Dataset records:
========================================================================

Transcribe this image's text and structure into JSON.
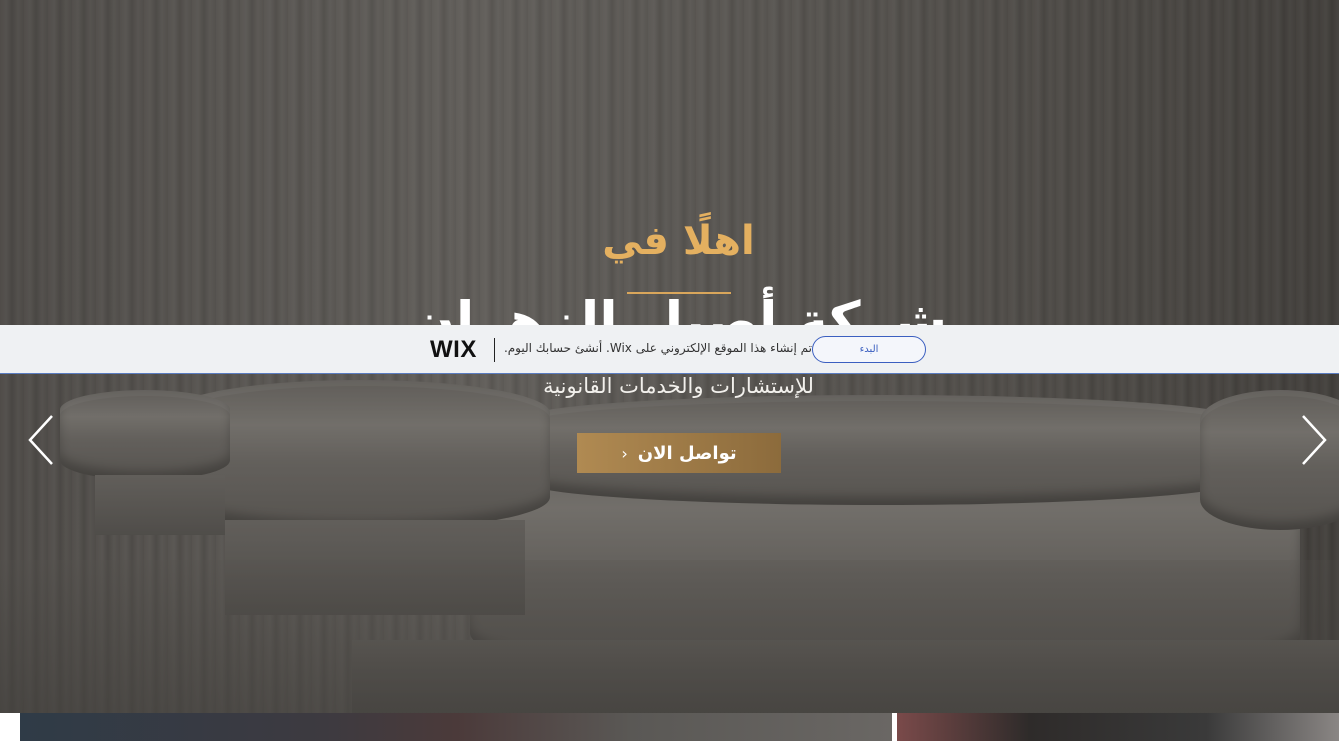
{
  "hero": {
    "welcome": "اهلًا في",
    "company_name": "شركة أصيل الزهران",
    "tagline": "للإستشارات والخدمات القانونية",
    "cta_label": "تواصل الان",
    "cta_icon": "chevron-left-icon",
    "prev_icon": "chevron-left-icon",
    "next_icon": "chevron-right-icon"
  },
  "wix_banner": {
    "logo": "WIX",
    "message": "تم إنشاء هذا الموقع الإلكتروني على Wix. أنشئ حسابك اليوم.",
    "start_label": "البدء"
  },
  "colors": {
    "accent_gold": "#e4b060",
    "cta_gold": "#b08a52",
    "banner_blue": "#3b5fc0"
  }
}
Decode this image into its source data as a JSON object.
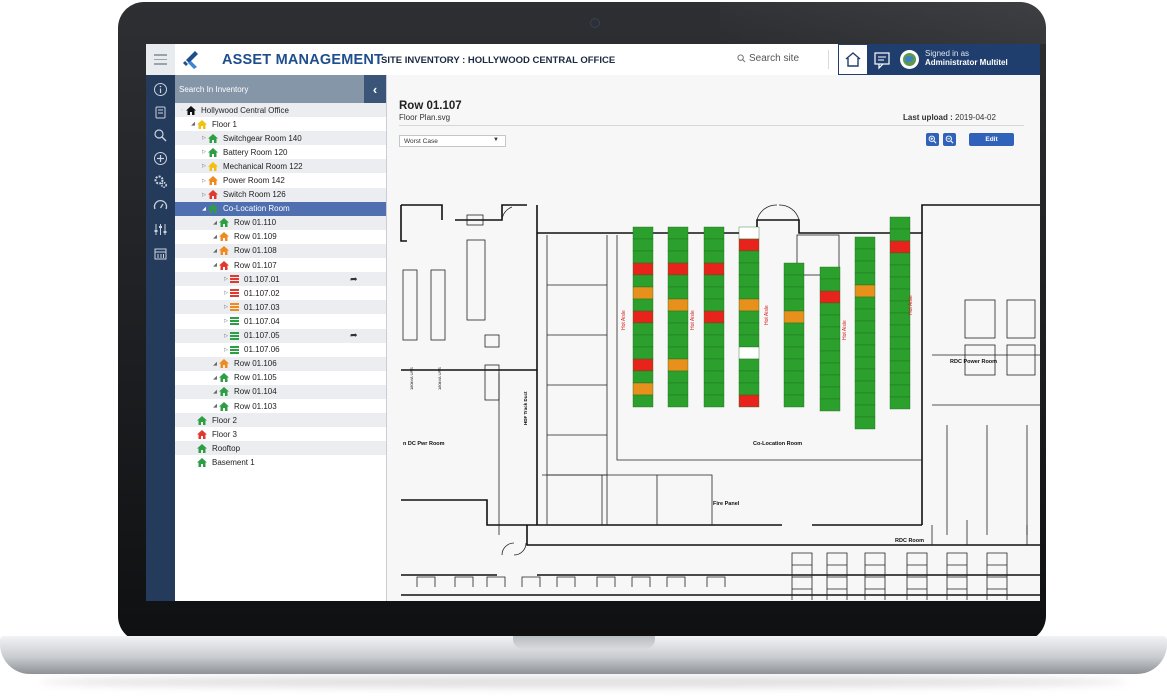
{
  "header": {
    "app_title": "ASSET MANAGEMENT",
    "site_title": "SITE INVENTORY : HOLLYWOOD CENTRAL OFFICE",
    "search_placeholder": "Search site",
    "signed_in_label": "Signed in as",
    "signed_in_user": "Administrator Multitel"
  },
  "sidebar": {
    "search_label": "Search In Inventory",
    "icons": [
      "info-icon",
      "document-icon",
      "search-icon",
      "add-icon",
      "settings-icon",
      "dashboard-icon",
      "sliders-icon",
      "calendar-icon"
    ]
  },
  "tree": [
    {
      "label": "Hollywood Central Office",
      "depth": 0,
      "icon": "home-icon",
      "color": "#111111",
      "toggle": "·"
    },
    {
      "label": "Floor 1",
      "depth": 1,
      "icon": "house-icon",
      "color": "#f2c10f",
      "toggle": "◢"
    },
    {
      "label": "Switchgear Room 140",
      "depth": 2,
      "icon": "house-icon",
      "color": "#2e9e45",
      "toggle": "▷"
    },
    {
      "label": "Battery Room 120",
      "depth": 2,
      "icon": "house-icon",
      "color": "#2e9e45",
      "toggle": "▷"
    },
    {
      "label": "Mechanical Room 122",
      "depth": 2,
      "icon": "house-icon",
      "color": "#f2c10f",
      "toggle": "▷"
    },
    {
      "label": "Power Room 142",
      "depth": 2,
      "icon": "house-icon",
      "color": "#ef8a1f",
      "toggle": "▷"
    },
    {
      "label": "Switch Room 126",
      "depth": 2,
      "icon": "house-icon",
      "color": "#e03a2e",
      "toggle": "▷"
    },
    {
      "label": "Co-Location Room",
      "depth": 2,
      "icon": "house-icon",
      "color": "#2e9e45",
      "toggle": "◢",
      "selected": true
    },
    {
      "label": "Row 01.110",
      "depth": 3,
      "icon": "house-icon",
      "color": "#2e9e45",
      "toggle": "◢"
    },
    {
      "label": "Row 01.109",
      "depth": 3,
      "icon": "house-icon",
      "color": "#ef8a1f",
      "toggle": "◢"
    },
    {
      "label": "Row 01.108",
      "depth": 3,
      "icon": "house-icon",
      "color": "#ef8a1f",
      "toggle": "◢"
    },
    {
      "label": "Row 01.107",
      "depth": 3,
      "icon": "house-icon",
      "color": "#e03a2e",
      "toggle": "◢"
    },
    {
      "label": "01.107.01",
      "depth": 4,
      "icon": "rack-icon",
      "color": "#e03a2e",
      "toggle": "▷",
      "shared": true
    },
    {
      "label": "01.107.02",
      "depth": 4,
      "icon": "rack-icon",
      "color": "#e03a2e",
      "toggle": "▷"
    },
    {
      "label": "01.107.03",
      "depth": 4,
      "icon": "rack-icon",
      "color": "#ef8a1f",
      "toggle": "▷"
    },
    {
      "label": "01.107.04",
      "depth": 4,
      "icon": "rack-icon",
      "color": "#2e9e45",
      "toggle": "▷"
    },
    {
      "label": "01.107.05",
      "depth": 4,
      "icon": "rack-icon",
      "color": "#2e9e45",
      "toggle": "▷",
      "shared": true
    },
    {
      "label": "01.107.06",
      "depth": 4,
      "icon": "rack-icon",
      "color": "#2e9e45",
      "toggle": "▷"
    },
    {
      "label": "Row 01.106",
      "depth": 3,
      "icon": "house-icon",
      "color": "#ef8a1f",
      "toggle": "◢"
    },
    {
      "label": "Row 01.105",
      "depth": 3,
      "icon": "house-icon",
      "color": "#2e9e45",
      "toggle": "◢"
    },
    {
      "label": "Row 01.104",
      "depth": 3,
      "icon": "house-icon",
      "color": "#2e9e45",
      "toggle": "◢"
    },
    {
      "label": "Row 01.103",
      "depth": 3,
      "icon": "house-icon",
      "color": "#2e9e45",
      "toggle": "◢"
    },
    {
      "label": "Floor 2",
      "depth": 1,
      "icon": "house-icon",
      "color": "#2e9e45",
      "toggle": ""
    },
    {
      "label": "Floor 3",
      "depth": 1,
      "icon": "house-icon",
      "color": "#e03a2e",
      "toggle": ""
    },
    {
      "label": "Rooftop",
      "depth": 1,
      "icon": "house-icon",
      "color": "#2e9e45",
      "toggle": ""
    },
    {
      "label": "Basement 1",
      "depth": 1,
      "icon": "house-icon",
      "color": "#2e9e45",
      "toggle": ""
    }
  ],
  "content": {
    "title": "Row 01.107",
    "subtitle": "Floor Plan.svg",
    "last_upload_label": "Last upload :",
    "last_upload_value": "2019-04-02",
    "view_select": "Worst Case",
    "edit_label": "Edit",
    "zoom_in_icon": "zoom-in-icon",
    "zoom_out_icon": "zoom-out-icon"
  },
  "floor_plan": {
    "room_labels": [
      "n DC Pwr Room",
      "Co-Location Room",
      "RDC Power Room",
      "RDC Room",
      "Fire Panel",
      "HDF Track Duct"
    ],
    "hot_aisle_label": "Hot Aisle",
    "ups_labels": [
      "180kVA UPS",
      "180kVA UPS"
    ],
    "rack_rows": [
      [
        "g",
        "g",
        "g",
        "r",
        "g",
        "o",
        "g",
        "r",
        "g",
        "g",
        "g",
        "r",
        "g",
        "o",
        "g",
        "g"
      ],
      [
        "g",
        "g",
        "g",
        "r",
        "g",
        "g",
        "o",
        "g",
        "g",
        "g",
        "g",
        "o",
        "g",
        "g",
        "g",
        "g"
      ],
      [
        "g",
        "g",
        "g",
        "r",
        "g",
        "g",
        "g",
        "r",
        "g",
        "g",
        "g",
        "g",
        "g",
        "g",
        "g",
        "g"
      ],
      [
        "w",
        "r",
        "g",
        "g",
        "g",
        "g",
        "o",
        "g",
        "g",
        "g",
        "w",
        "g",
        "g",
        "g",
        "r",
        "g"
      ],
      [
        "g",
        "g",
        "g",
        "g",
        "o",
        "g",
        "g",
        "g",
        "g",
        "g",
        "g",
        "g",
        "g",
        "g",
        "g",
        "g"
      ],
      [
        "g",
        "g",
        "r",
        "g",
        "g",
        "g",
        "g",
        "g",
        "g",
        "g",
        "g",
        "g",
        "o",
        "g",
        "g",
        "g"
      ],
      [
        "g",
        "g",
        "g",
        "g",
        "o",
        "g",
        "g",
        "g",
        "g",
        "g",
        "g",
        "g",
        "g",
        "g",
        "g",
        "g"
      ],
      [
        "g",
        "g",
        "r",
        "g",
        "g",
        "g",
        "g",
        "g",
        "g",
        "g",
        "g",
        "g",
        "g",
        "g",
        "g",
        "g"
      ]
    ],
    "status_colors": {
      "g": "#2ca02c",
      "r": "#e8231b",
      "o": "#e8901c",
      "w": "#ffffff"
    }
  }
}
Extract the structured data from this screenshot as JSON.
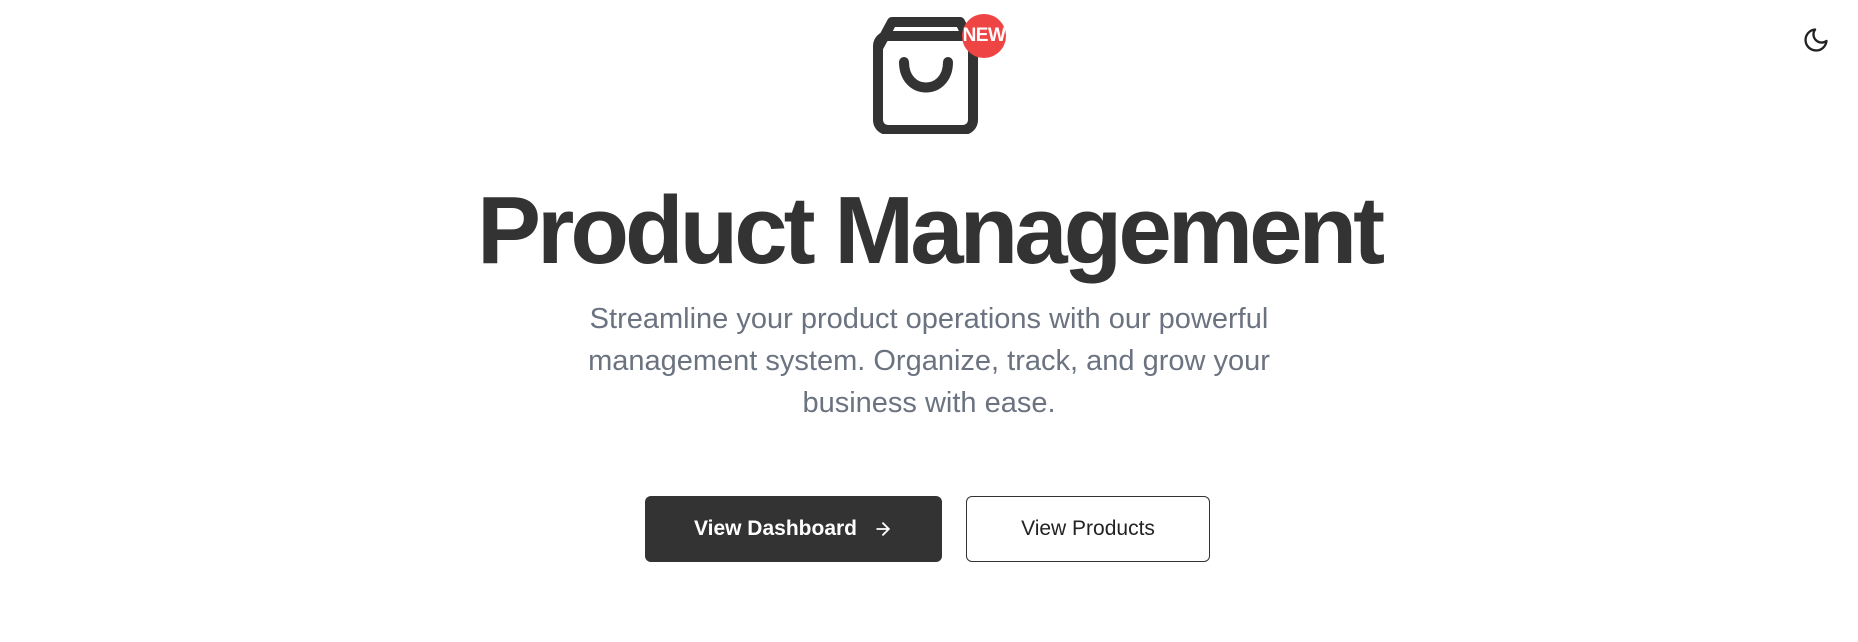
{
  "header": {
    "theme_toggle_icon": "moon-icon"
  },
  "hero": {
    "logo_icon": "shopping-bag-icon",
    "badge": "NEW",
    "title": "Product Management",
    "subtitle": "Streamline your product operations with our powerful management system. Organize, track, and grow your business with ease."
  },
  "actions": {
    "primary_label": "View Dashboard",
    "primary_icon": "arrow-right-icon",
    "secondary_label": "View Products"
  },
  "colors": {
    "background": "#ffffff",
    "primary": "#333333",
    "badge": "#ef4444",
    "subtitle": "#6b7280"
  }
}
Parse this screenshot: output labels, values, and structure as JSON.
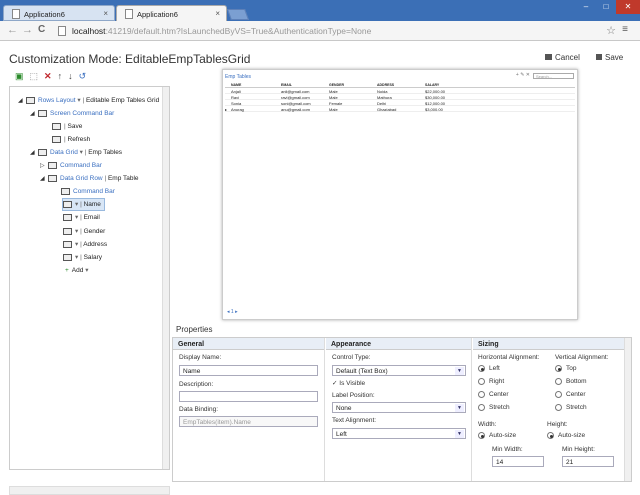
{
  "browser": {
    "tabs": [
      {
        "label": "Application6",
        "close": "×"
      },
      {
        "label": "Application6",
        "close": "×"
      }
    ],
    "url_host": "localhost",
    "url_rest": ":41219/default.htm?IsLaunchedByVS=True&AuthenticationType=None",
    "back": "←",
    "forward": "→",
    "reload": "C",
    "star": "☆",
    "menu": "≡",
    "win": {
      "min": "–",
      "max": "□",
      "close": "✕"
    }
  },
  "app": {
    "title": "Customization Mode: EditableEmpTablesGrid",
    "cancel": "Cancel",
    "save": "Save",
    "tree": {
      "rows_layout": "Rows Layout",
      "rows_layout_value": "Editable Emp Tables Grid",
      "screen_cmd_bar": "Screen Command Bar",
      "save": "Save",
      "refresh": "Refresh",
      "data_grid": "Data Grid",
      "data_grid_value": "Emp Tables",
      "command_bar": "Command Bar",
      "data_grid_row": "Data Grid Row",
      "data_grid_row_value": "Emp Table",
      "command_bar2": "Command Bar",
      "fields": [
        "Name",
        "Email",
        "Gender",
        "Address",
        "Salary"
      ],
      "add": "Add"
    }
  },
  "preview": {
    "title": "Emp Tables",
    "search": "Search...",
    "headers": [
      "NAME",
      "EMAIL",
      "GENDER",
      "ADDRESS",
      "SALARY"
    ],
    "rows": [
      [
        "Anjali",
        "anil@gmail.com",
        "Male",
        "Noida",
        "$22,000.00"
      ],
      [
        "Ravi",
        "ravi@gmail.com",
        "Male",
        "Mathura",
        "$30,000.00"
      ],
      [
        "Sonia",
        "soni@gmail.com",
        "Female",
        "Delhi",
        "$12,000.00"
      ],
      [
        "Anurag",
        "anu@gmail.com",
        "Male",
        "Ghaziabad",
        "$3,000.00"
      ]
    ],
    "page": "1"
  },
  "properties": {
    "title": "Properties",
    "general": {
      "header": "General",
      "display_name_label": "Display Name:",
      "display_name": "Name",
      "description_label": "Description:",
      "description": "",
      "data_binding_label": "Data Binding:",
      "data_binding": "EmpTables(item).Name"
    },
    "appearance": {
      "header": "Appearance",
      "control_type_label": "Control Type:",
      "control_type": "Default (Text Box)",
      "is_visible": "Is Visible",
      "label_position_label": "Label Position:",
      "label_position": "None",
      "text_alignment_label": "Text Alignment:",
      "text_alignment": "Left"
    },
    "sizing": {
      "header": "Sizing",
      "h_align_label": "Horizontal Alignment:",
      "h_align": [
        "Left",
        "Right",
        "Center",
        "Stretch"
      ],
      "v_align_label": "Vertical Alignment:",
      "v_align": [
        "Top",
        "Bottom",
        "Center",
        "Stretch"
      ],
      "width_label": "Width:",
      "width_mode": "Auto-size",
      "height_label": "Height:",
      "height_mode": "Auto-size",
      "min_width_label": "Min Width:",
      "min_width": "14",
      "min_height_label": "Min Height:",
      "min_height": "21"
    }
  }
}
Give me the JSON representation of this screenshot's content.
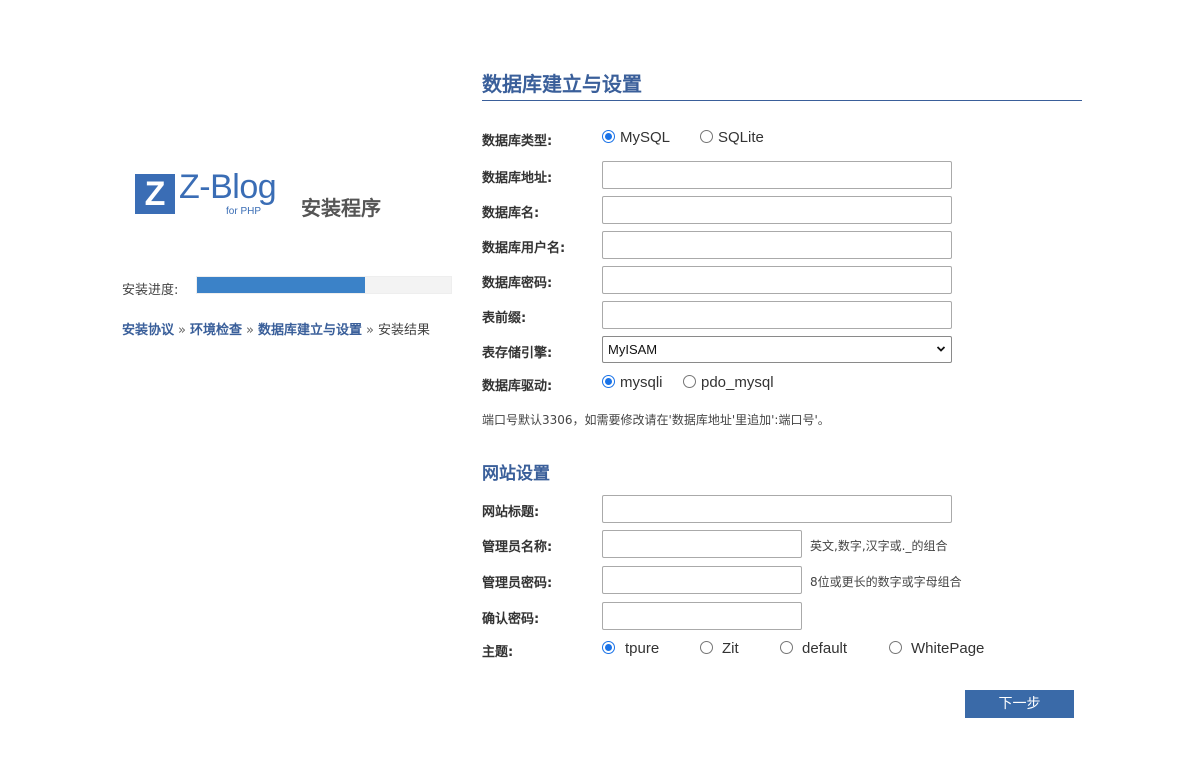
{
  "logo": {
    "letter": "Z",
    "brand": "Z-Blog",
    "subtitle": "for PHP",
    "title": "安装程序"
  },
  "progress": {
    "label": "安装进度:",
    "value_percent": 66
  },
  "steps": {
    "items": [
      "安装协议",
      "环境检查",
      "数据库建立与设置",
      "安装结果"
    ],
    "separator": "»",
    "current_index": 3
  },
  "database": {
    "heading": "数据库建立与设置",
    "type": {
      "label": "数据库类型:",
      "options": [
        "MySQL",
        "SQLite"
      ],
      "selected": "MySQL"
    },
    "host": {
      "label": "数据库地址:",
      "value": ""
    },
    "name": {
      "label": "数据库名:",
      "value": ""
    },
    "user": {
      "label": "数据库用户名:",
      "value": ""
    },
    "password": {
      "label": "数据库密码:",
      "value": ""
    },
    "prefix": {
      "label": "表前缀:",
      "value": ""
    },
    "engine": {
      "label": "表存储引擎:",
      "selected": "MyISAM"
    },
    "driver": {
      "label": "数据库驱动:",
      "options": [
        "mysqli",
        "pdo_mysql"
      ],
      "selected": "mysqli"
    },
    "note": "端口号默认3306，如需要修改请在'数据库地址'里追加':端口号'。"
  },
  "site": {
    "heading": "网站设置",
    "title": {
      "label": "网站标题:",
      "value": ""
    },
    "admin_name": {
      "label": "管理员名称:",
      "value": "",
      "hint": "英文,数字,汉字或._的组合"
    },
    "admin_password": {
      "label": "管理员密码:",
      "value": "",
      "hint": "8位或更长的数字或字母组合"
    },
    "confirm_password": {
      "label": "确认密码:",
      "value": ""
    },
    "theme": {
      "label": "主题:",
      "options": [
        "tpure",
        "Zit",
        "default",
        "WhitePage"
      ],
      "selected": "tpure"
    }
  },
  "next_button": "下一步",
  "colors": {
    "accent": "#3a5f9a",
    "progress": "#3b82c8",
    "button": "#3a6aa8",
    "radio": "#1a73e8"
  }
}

========================================================================

> _What is needed_
In the listing above, how many lines hold the word "Auto"? Give the number and nothing more.

> _Expected answer_
2